WHAT YOU SHOULD DO — Which lines hold the word "color"? Copy each one.

Items from a figure collection:
────────

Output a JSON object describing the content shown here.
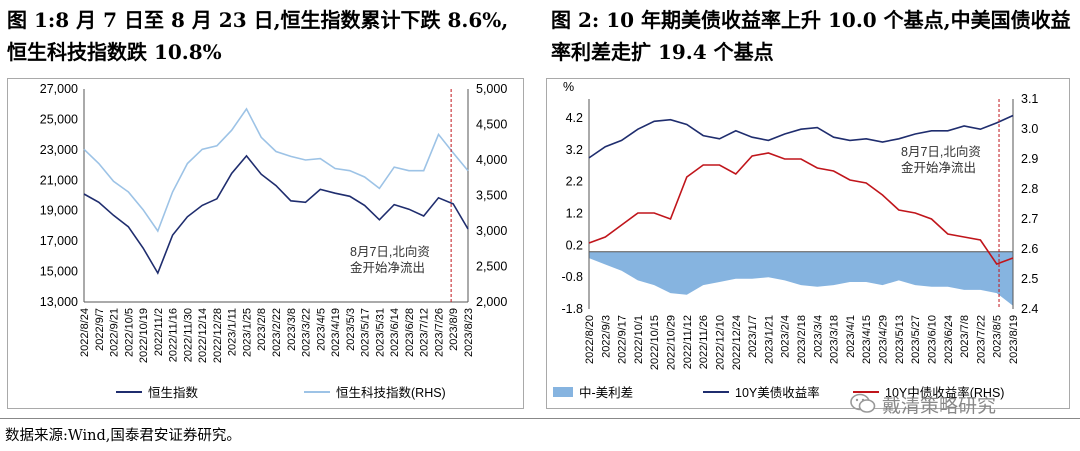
{
  "titles": {
    "left": "图 1:8 月 7 日至 8 月 23 日,恒生指数累计下跌 8.6%,恒生科技指数跌 10.8%",
    "right": "图 2:  10 年期美债收益率上升 10.0 个基点,中美国债收益率利差走扩 19.4 个基点"
  },
  "source": "数据来源:Wind,国泰君安证券研究。",
  "watermark": "戴清策略研究",
  "chart_data": [
    {
      "type": "line",
      "dates": [
        "2022/8/24",
        "2022/9/7",
        "2022/9/21",
        "2022/10/5",
        "2022/10/19",
        "2022/11/2",
        "2022/11/16",
        "2022/11/30",
        "2022/12/14",
        "2022/12/28",
        "2023/1/11",
        "2023/1/25",
        "2023/2/8",
        "2023/2/22",
        "2023/3/8",
        "2023/3/22",
        "2023/4/5",
        "2023/4/19",
        "2023/5/3",
        "2023/5/17",
        "2023/5/31",
        "2023/6/14",
        "2023/6/28",
        "2023/7/12",
        "2023/7/26",
        "2023/8/9",
        "2023/8/23"
      ],
      "series": [
        {
          "name": "恒生指数",
          "axis": "left",
          "color": "#1f2d6e",
          "values": [
            20100,
            19550,
            18700,
            17950,
            16550,
            14900,
            17400,
            18600,
            19350,
            19780,
            21450,
            22600,
            21400,
            20650,
            19650,
            19550,
            20400,
            20150,
            19950,
            19350,
            18400,
            19400,
            19100,
            18650,
            19850,
            19450,
            17800
          ]
        },
        {
          "name": "恒生科技指数(RHS)",
          "axis": "right",
          "color": "#9dc3e6",
          "values": [
            4150,
            3950,
            3700,
            3550,
            3300,
            3000,
            3550,
            3950,
            4150,
            4200,
            4420,
            4720,
            4320,
            4120,
            4050,
            4000,
            4020,
            3880,
            3850,
            3760,
            3600,
            3900,
            3850,
            3850,
            4360,
            4100,
            3850
          ]
        }
      ],
      "ylim_left": [
        13000,
        27000
      ],
      "ylim_right": [
        2000,
        5000
      ],
      "yticks_left": [
        "13,000",
        "15,000",
        "17,000",
        "19,000",
        "21,000",
        "23,000",
        "25,000",
        "27,000"
      ],
      "yticks_right": [
        "2,000",
        "2,500",
        "3,000",
        "3,500",
        "4,000",
        "4,500",
        "5,000"
      ],
      "vline_date": "2023/8/7",
      "annotation": [
        "8月7日,北向资",
        "金开始净流出"
      ]
    },
    {
      "type": "line",
      "dates": [
        "2022/8/20",
        "2022/9/3",
        "2022/9/17",
        "2022/10/1",
        "2022/10/15",
        "2022/10/29",
        "2022/11/12",
        "2022/11/26",
        "2022/12/10",
        "2022/12/24",
        "2023/1/7",
        "2023/1/21",
        "2023/2/4",
        "2023/2/18",
        "2023/3/4",
        "2023/3/18",
        "2023/4/1",
        "2023/4/15",
        "2023/4/29",
        "2023/5/13",
        "2023/5/27",
        "2023/6/10",
        "2023/6/24",
        "2023/7/8",
        "2023/7/22",
        "2023/8/5",
        "2023/8/19"
      ],
      "y_unit_left": "%",
      "series": [
        {
          "name": "中-美利差",
          "axis": "left",
          "kind": "area",
          "color": "#86b4e0",
          "values": [
            -0.2,
            -0.4,
            -0.6,
            -0.9,
            -1.05,
            -1.3,
            -1.35,
            -1.05,
            -0.95,
            -0.85,
            -0.85,
            -0.8,
            -0.9,
            -1.05,
            -1.1,
            -1.05,
            -0.95,
            -0.95,
            -1.05,
            -0.9,
            -1.05,
            -1.1,
            -1.1,
            -1.2,
            -1.2,
            -1.3,
            -1.7
          ]
        },
        {
          "name": "10Y美债收益率",
          "axis": "left",
          "kind": "line",
          "color": "#1f2d6e",
          "values": [
            2.95,
            3.3,
            3.5,
            3.85,
            4.1,
            4.15,
            4.0,
            3.65,
            3.55,
            3.8,
            3.6,
            3.5,
            3.7,
            3.85,
            3.9,
            3.6,
            3.5,
            3.55,
            3.45,
            3.55,
            3.7,
            3.8,
            3.8,
            3.95,
            3.85,
            4.05,
            4.28
          ]
        },
        {
          "name": "10Y中债收益率(RHS)",
          "axis": "right",
          "kind": "line",
          "color": "#c0151b",
          "values": [
            2.62,
            2.64,
            2.68,
            2.72,
            2.72,
            2.7,
            2.84,
            2.88,
            2.88,
            2.85,
            2.91,
            2.92,
            2.9,
            2.9,
            2.87,
            2.86,
            2.83,
            2.82,
            2.78,
            2.73,
            2.72,
            2.7,
            2.65,
            2.64,
            2.63,
            2.55,
            2.57
          ]
        }
      ],
      "ylim_left": [
        -1.8,
        4.8
      ],
      "ylim_right": [
        2.4,
        3.1
      ],
      "yticks_left": [
        "-1.8",
        "-0.8",
        "0.2",
        "1.2",
        "2.2",
        "3.2",
        "4.2"
      ],
      "yticks_right": [
        "2.4",
        "2.5",
        "2.6",
        "2.7",
        "2.8",
        "2.9",
        "3.0",
        "3.1"
      ],
      "vline_date": "2023/8/7",
      "annotation": [
        "8月7日,北向资",
        "金开始净流出"
      ]
    }
  ]
}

────────

TASK RESPONSE —
          "color": "#1f2d6e",
          "color": "#9dc3e6",
          "color": "#86b4e0",
          "color": "#1f2d6e",
          "color": "#c0151b",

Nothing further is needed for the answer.